### EXERCISE DIRECTIONS
Work out how many lines hold the string "this". Give that number and nothing more.

### DATA SECTION
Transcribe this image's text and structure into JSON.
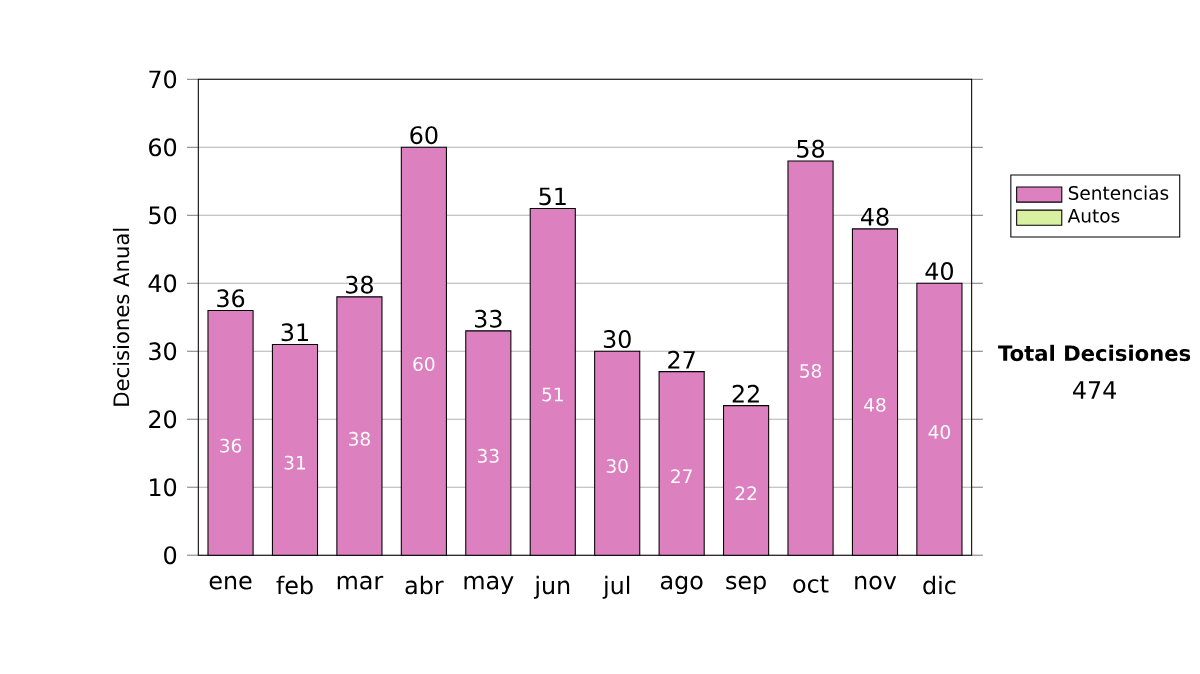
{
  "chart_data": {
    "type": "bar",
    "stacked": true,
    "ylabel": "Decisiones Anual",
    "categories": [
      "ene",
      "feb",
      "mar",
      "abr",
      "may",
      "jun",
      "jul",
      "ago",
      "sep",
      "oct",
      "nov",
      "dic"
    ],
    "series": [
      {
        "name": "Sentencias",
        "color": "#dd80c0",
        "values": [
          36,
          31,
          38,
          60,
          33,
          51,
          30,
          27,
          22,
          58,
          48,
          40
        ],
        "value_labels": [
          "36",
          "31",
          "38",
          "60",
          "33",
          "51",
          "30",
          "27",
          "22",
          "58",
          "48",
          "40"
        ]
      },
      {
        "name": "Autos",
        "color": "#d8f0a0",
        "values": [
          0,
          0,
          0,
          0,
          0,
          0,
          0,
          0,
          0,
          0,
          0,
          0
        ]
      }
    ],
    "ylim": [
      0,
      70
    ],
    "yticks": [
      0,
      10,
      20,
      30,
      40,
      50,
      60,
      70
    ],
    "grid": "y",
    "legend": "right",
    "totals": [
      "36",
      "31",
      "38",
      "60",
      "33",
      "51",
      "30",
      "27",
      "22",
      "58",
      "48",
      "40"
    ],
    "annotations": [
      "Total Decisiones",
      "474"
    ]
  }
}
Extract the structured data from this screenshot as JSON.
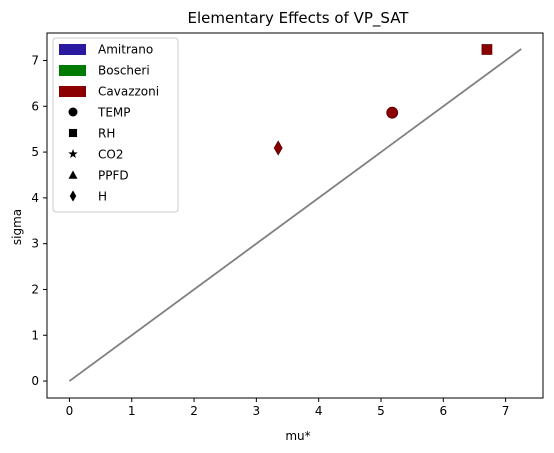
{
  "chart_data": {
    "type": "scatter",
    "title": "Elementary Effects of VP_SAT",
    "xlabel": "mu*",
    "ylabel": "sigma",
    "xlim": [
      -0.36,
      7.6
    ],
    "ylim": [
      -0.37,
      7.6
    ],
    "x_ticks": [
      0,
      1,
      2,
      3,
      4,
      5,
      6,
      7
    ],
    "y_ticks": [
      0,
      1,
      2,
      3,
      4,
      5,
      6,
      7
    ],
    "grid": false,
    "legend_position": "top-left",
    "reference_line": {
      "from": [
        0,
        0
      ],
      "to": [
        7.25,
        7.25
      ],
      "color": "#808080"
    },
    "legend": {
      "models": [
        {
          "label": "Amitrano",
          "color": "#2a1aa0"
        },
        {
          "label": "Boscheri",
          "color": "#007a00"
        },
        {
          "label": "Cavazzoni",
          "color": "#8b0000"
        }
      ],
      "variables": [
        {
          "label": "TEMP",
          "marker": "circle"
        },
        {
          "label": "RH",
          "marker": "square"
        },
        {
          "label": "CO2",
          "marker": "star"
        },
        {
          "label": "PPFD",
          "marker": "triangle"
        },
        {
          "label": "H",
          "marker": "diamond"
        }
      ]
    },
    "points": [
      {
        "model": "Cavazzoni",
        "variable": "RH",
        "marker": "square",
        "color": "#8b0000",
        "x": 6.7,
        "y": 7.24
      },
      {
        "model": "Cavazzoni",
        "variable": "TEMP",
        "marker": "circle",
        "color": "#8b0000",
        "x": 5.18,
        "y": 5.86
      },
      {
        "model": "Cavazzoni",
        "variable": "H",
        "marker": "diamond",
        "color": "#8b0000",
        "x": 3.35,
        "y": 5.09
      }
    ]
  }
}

### OUTPUT BELOW
2